### WRITTEN PROBLEM
Pull each line holding "AppID" out of the entries below.

(Records contained in a dataset)
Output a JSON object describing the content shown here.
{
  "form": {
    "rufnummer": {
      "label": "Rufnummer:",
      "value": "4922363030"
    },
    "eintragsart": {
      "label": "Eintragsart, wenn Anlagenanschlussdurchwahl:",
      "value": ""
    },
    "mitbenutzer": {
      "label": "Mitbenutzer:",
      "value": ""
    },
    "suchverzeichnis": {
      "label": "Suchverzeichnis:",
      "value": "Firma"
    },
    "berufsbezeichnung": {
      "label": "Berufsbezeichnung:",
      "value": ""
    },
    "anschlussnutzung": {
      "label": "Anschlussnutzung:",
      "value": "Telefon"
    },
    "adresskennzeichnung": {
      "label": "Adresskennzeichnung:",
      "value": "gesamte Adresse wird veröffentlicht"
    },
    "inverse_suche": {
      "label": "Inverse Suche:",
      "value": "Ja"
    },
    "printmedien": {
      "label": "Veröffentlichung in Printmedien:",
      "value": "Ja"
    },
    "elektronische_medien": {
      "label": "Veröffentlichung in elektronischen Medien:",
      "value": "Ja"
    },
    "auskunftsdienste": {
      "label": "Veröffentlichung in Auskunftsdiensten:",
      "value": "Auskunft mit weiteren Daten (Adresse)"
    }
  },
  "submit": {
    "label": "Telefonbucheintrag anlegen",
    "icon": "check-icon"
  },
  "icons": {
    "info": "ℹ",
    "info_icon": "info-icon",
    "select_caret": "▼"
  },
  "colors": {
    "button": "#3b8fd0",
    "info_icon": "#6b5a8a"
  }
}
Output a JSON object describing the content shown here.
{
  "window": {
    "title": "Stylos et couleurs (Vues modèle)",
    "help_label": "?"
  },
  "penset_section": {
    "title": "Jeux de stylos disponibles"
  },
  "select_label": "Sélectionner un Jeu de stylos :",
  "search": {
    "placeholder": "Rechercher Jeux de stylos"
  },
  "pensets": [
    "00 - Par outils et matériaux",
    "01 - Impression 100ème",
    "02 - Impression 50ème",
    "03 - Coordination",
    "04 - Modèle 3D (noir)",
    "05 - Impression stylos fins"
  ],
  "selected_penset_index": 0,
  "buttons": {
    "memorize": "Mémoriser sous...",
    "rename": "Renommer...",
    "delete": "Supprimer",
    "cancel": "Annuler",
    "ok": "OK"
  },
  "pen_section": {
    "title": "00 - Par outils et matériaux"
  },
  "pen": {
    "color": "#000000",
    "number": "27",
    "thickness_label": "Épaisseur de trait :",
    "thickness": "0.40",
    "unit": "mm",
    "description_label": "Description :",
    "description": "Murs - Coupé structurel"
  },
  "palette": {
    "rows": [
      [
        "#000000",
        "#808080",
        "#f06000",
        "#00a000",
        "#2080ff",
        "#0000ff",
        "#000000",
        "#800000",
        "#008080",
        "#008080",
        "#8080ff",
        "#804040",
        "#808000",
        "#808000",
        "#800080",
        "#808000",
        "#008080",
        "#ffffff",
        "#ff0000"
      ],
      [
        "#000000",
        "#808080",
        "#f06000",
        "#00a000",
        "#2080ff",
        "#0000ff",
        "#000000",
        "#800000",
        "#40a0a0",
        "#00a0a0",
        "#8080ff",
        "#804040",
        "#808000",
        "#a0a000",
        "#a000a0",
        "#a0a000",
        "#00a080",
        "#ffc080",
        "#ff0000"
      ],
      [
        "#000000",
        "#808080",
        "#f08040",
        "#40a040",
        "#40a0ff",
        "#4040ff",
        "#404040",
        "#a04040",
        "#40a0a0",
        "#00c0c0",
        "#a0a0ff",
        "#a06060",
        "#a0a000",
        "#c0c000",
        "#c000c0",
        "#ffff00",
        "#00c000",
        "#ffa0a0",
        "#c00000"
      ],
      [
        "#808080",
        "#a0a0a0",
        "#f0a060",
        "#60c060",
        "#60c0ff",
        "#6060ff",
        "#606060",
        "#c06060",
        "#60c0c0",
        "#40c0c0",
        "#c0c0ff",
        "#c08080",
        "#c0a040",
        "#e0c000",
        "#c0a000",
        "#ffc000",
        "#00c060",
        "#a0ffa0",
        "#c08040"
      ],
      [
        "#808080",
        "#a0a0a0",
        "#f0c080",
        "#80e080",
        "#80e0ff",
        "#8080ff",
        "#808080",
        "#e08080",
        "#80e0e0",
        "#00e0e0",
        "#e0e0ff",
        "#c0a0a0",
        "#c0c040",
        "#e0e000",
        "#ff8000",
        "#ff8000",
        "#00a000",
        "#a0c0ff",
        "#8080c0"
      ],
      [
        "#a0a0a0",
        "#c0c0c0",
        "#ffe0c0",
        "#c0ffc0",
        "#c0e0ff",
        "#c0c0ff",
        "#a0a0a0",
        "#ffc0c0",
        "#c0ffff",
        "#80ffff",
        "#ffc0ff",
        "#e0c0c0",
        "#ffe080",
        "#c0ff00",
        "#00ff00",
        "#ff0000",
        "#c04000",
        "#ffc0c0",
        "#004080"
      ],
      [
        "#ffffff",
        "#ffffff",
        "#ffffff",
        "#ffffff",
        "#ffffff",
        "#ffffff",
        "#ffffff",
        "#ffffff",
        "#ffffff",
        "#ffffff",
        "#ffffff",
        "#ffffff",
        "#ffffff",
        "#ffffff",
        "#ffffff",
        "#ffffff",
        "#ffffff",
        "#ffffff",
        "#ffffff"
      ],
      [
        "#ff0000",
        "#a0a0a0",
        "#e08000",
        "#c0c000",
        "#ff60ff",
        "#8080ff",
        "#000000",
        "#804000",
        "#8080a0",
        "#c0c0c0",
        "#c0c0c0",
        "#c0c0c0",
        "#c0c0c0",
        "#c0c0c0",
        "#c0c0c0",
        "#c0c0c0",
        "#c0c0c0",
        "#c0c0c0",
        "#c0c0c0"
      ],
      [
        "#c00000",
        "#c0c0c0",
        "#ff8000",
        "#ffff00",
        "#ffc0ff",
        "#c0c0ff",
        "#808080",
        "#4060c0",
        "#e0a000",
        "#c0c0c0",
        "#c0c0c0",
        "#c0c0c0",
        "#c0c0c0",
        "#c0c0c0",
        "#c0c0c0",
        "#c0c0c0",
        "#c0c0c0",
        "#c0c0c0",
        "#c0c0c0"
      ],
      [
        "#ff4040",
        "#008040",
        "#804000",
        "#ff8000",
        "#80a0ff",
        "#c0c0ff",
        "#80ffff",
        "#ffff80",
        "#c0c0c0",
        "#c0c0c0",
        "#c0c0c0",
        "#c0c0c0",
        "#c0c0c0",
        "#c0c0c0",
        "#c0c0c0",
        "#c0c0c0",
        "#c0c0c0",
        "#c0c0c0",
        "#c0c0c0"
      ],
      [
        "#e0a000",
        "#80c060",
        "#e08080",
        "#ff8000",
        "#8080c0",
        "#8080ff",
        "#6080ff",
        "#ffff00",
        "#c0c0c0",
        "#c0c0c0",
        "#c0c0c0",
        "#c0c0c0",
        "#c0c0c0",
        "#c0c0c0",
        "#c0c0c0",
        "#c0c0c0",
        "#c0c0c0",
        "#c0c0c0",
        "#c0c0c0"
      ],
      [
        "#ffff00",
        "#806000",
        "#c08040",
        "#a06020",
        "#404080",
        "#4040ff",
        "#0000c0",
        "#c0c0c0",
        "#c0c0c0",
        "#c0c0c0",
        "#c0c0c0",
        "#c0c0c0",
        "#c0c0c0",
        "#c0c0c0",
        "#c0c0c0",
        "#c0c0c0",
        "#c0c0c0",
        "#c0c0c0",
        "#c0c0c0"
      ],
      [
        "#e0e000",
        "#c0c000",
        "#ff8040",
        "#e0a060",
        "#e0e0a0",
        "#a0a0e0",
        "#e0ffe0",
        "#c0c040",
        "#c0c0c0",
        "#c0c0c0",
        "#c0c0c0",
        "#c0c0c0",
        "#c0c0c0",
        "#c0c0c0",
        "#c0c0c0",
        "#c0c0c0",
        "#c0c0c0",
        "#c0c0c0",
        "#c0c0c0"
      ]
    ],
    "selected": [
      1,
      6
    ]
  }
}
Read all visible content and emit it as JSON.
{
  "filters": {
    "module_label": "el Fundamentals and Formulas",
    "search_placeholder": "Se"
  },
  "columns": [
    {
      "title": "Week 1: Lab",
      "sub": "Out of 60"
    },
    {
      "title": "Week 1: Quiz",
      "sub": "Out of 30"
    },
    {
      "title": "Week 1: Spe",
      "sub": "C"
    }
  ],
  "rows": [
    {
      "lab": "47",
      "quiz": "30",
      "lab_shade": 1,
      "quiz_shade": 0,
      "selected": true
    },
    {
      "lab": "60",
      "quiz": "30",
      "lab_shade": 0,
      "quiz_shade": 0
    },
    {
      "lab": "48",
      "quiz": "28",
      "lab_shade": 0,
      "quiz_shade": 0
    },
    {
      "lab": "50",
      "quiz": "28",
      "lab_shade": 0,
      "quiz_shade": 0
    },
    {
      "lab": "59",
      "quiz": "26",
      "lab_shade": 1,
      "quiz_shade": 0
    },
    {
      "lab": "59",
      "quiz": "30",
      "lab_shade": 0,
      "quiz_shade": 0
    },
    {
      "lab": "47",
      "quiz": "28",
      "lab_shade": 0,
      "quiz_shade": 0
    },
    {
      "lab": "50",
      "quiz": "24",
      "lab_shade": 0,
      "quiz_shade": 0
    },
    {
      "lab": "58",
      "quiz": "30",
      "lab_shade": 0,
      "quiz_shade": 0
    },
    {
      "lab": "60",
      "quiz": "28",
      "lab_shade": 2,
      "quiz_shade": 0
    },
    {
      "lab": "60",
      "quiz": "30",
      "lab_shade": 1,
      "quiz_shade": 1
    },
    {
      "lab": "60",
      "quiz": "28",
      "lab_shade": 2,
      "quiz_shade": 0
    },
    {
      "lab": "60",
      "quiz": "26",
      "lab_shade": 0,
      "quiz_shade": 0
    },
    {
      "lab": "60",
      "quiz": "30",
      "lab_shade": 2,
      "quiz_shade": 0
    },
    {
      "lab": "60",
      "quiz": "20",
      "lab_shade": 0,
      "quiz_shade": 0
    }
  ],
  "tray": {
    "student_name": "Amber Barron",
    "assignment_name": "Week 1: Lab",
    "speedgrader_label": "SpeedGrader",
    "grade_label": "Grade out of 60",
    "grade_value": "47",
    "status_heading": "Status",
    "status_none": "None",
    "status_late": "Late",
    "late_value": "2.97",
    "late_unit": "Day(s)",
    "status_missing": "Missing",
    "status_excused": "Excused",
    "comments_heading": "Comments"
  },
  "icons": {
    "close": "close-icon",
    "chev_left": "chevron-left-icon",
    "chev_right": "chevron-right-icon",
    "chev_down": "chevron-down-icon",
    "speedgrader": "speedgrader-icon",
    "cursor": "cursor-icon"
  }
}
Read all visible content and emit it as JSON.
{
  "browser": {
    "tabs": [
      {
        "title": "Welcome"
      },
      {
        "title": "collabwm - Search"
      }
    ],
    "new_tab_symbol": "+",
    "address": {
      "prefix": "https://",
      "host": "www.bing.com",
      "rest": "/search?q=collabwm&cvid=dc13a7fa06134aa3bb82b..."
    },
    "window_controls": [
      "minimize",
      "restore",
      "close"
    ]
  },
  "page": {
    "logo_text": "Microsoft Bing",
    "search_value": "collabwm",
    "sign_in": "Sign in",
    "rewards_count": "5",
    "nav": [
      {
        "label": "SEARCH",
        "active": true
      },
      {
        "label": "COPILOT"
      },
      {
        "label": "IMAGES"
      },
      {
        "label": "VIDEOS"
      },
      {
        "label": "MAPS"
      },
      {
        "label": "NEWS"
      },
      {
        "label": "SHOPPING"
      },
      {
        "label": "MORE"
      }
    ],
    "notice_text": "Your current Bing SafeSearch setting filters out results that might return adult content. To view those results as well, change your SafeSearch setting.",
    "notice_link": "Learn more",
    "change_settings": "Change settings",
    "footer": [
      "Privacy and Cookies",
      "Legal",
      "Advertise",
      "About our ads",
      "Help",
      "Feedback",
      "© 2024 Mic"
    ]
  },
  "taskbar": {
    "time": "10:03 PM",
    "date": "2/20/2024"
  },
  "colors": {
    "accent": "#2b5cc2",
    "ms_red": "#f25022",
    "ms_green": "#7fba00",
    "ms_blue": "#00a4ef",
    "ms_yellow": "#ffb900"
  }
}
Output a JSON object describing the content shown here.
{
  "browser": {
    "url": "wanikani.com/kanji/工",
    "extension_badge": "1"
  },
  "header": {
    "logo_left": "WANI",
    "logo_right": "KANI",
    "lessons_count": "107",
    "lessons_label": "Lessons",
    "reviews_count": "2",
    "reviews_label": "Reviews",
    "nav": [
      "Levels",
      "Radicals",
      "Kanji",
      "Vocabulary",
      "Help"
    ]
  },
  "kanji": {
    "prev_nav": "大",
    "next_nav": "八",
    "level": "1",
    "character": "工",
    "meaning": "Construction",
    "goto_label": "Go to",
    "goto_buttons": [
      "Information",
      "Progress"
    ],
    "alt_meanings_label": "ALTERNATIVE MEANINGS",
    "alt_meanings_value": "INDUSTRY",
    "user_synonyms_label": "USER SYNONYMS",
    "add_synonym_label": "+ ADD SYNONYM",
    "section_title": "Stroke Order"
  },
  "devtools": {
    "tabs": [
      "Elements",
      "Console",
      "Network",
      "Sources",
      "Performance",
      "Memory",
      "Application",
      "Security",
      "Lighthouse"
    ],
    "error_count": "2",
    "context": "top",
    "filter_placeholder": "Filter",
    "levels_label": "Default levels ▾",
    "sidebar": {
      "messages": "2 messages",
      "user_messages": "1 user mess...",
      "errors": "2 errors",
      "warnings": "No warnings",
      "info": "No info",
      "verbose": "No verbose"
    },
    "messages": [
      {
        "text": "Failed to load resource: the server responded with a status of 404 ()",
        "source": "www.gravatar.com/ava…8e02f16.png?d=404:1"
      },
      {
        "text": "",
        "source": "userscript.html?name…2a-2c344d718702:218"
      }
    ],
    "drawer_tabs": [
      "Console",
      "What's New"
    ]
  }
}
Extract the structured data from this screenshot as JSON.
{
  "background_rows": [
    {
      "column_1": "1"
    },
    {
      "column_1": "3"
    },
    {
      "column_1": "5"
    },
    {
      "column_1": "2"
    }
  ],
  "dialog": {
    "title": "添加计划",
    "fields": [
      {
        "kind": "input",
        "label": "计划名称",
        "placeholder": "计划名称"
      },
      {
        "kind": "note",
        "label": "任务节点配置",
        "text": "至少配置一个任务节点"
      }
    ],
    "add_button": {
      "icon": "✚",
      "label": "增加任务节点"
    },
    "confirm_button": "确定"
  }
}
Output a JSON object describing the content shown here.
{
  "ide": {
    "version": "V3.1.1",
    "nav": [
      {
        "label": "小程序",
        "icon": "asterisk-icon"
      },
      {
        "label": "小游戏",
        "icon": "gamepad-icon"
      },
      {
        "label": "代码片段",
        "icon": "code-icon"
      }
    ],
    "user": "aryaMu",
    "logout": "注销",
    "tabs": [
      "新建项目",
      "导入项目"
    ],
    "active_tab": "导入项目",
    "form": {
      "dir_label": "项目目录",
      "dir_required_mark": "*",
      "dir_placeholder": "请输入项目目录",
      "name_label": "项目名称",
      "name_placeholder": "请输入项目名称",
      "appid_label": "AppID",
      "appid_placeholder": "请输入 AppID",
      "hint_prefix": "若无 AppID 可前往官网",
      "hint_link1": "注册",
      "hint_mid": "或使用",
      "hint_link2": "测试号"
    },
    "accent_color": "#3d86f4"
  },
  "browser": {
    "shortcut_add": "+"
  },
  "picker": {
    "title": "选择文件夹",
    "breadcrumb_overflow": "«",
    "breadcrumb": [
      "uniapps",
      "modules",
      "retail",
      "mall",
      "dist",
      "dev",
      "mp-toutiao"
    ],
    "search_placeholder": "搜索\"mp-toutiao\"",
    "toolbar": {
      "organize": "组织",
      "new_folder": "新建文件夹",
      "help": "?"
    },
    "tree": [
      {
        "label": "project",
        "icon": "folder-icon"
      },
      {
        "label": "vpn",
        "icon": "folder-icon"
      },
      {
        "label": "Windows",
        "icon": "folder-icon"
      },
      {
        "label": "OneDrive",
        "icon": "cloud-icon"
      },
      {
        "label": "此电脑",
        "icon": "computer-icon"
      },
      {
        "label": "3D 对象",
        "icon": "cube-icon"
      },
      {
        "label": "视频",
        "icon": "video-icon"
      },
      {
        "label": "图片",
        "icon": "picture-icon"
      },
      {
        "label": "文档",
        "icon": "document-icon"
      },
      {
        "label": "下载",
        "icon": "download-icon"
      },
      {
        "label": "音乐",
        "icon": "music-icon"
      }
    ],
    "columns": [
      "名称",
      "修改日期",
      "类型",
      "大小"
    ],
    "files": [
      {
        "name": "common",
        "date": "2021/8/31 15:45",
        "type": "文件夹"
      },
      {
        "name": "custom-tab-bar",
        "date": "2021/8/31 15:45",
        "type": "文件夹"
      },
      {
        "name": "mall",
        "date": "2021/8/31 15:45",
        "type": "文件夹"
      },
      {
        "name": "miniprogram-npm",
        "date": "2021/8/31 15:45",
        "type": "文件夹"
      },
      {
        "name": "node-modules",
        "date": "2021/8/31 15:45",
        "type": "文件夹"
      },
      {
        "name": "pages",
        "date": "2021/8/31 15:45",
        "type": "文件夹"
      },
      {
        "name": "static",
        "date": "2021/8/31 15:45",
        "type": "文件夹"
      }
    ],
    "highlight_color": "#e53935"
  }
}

### ANSWER TO THIS PROBLEM
      "appid_label": "AppID",
      "appid_placeholder": "请输入 AppID",
      "hint_prefix": "若无 AppID 可前往官网",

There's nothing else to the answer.